[begin Data provided]

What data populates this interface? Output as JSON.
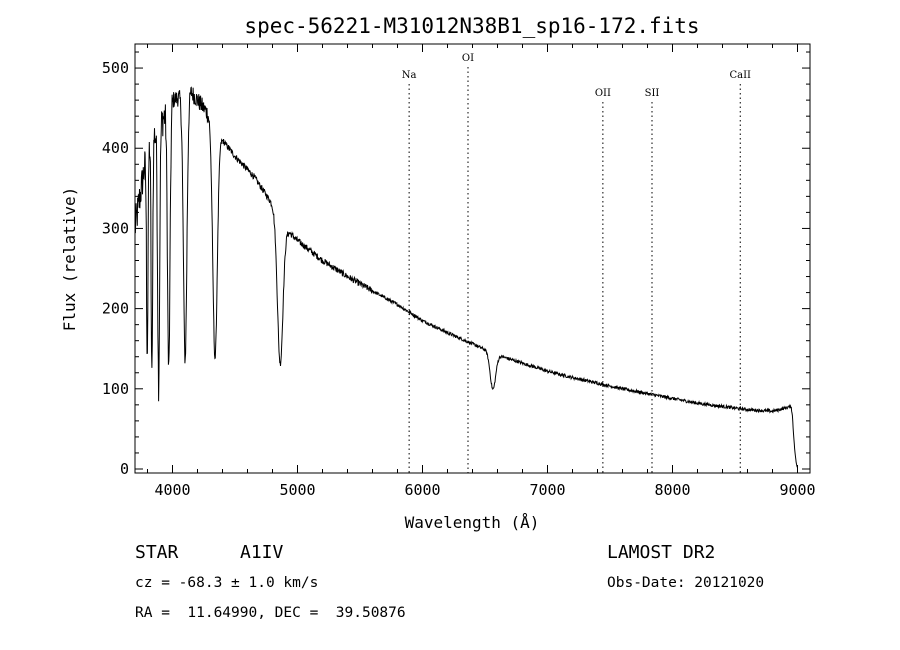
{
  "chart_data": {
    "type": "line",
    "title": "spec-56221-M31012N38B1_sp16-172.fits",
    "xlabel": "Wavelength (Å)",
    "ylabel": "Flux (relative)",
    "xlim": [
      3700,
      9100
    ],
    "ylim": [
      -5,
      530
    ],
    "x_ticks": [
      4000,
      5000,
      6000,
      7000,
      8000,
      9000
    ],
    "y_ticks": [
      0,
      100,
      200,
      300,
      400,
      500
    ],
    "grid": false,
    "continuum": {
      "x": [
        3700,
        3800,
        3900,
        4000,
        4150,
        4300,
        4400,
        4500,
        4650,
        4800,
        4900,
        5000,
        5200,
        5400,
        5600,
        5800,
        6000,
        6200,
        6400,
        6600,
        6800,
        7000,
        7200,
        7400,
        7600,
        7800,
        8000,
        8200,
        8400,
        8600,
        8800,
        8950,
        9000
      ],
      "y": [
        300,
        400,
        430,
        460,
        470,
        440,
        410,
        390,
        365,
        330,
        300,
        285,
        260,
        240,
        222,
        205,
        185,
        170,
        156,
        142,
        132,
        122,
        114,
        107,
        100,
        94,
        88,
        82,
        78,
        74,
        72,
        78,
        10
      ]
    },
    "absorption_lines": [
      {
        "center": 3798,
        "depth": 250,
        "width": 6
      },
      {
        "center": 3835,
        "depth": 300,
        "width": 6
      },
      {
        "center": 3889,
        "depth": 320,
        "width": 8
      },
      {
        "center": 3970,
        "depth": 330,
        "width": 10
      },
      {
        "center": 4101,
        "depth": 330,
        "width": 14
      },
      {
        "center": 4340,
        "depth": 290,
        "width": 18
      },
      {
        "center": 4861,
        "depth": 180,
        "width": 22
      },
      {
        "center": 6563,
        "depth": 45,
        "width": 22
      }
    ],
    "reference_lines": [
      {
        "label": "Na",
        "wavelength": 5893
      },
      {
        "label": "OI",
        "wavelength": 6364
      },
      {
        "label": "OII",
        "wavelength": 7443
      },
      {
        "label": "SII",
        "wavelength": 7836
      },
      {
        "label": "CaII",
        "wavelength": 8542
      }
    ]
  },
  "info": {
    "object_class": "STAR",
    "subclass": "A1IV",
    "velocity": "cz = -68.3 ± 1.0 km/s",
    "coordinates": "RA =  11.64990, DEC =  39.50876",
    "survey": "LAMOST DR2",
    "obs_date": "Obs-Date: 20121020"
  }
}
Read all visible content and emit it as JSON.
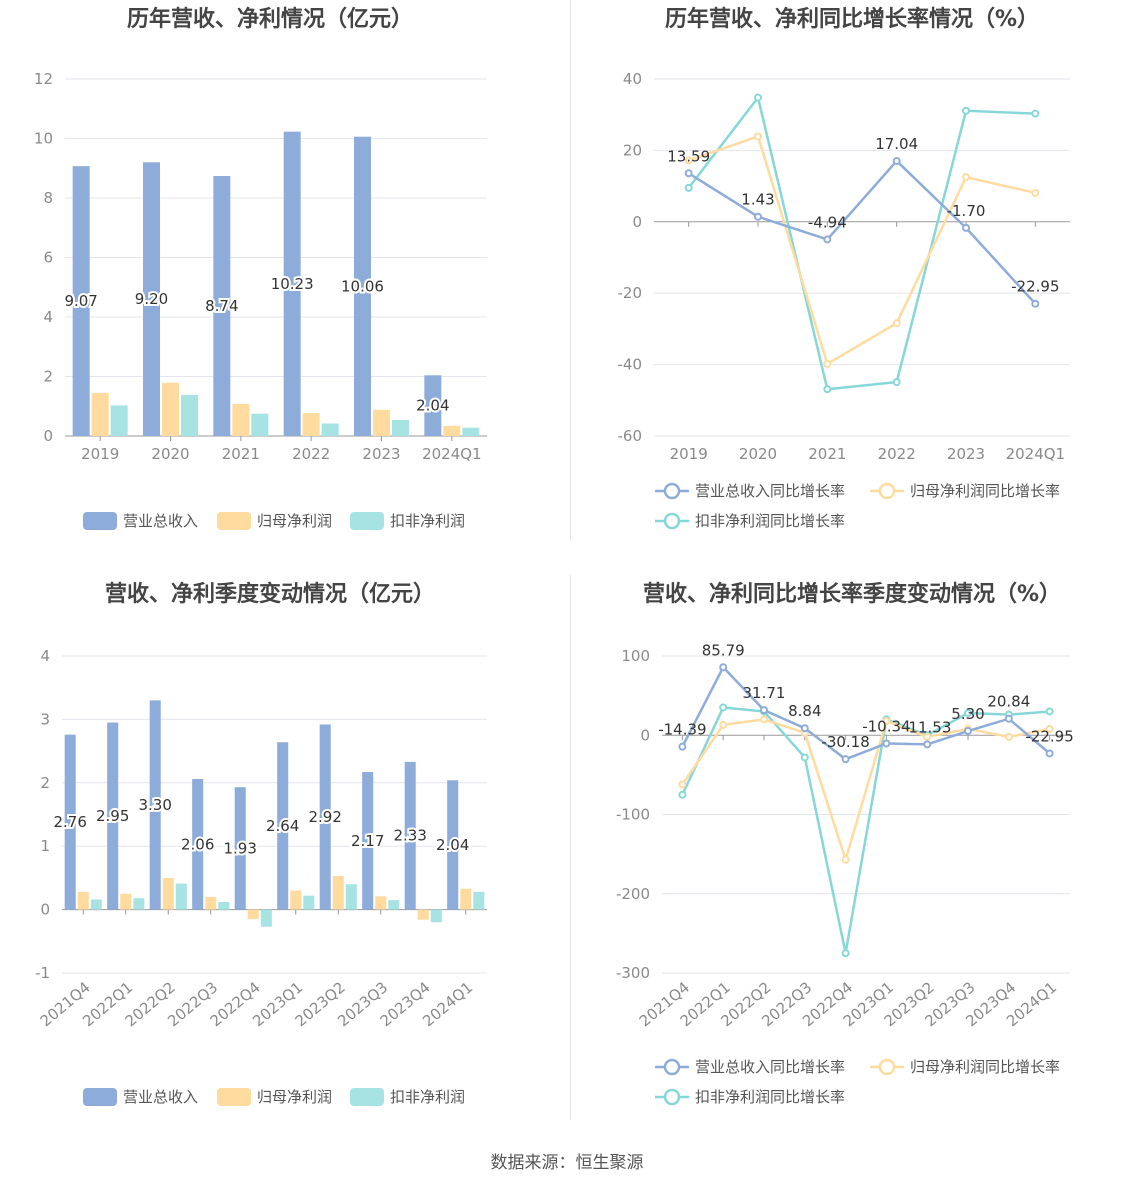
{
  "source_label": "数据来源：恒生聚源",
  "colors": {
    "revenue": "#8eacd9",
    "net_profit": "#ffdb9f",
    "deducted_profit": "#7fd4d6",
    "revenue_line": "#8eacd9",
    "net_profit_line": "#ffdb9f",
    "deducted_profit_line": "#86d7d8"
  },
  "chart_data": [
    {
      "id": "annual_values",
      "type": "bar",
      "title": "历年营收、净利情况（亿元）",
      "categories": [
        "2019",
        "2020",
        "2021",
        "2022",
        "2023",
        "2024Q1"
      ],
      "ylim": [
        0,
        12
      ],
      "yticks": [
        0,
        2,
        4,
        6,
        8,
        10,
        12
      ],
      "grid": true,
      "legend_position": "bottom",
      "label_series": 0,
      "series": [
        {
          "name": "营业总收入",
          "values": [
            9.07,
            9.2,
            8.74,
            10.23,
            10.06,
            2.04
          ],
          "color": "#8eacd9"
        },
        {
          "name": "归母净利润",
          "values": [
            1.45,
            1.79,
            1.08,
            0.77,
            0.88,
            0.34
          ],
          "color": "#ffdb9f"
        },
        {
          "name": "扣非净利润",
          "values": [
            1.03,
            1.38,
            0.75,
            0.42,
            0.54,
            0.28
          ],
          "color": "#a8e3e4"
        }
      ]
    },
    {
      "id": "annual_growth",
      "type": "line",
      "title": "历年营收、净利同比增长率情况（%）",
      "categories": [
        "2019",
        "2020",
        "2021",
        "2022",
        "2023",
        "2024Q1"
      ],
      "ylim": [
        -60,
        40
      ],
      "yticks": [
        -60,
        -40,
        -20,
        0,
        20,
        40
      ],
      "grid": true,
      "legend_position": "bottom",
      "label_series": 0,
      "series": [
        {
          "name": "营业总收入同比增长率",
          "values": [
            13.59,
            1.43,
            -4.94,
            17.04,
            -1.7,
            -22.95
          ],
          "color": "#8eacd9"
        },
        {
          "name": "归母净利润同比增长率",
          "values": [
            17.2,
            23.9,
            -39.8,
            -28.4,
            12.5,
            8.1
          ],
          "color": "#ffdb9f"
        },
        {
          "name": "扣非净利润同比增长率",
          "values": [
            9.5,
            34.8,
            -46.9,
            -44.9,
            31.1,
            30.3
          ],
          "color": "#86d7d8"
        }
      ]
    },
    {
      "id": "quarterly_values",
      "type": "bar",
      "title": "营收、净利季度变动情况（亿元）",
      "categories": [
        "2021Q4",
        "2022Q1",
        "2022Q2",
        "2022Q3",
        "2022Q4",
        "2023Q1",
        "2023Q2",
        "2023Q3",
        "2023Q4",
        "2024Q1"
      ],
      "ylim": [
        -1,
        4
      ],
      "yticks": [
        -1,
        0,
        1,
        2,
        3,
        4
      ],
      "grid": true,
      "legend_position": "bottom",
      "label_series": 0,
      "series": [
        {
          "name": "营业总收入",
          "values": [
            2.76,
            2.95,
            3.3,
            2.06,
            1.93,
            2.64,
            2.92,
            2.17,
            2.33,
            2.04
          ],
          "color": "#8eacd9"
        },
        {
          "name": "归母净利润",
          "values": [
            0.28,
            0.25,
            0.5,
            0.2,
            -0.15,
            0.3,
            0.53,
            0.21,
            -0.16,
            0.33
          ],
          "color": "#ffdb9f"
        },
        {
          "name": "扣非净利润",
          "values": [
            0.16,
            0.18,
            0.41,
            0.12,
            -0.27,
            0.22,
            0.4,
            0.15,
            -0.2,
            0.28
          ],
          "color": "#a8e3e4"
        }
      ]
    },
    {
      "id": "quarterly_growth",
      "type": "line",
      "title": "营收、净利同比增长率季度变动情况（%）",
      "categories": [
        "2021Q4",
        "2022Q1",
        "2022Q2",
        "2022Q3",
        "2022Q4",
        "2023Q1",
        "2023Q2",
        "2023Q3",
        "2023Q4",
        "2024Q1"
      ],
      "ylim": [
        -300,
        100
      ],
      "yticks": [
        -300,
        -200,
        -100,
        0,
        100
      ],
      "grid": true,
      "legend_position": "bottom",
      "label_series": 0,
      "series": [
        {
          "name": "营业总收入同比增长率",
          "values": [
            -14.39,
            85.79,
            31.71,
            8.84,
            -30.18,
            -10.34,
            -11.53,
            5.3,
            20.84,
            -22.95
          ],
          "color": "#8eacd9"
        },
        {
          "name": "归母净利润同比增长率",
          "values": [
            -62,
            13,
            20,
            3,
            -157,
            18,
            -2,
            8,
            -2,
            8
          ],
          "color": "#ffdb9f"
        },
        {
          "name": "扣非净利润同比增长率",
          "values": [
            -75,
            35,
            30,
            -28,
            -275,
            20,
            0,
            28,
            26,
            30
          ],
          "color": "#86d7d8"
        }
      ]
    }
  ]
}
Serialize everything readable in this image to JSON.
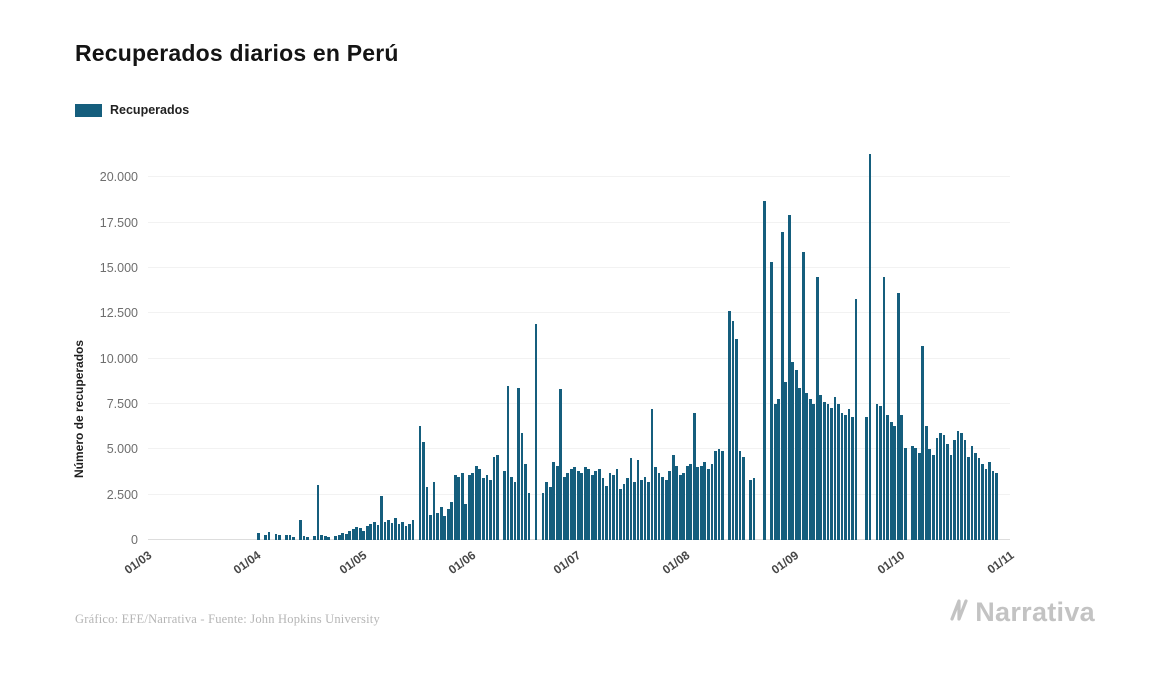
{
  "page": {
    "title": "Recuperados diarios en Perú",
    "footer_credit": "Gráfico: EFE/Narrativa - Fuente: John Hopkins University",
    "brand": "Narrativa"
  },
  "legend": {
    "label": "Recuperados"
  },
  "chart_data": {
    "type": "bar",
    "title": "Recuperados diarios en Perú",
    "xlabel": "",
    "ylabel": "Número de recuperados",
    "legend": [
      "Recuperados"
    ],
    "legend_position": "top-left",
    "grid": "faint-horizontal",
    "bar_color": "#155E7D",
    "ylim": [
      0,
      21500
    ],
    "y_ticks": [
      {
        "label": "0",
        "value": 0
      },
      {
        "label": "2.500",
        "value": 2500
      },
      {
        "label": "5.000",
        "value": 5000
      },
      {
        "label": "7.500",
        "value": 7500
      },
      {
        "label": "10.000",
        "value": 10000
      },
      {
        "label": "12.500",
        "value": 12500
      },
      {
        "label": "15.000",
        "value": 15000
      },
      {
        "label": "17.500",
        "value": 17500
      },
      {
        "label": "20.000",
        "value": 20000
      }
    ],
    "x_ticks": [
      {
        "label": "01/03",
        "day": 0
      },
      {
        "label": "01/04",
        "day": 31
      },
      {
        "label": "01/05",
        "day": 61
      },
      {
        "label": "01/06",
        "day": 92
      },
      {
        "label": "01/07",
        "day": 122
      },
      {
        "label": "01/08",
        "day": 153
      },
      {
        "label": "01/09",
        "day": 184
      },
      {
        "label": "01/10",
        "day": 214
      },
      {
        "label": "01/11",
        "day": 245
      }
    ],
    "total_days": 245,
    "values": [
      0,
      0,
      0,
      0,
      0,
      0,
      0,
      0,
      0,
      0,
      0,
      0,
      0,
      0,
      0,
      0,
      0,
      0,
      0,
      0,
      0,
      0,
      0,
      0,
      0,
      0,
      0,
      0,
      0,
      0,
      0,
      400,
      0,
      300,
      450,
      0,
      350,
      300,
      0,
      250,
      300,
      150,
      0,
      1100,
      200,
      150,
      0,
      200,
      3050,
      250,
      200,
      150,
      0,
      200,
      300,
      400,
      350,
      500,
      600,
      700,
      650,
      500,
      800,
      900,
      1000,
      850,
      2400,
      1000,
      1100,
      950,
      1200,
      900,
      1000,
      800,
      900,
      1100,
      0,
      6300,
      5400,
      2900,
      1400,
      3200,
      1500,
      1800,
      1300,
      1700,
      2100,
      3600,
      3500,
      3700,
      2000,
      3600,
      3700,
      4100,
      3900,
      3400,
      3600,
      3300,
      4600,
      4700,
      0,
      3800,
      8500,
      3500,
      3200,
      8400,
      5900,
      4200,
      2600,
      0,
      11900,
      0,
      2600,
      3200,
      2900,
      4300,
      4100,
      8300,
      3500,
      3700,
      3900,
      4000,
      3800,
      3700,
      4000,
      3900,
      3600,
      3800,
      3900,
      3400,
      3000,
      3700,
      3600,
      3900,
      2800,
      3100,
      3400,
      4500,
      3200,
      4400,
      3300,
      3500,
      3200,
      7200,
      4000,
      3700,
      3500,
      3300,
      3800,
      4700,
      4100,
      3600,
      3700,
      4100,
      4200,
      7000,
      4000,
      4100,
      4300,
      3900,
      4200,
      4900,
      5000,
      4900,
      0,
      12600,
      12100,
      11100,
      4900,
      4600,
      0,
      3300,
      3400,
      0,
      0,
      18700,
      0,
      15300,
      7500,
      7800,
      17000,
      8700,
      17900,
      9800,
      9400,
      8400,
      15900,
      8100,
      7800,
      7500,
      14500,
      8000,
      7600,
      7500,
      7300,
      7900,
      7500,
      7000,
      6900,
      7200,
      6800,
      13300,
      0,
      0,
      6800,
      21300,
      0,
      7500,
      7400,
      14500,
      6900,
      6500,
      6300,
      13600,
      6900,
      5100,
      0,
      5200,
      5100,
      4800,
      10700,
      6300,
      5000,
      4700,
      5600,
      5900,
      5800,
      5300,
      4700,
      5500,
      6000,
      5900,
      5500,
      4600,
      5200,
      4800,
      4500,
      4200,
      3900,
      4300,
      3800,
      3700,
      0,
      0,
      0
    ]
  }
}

[end Data provided]

### Task objective
Pull every line containing the word "title" out of the entries above.

### Answer to this exercise
    "title": "spec-56221-M31012N38B1_sp16-172.fits",
      "title": "历年营收、净利情况（亿元）",
      "title": "历年营收、净利同比增长率情况（%）",
      "title": "营收、净利季度变动情况（亿元）",
      "title": "营收、净利同比增长率季度变动情况（%）",
    "title": "Recuperados diarios en Perú",
    "title": "Recuperados diarios en Perú",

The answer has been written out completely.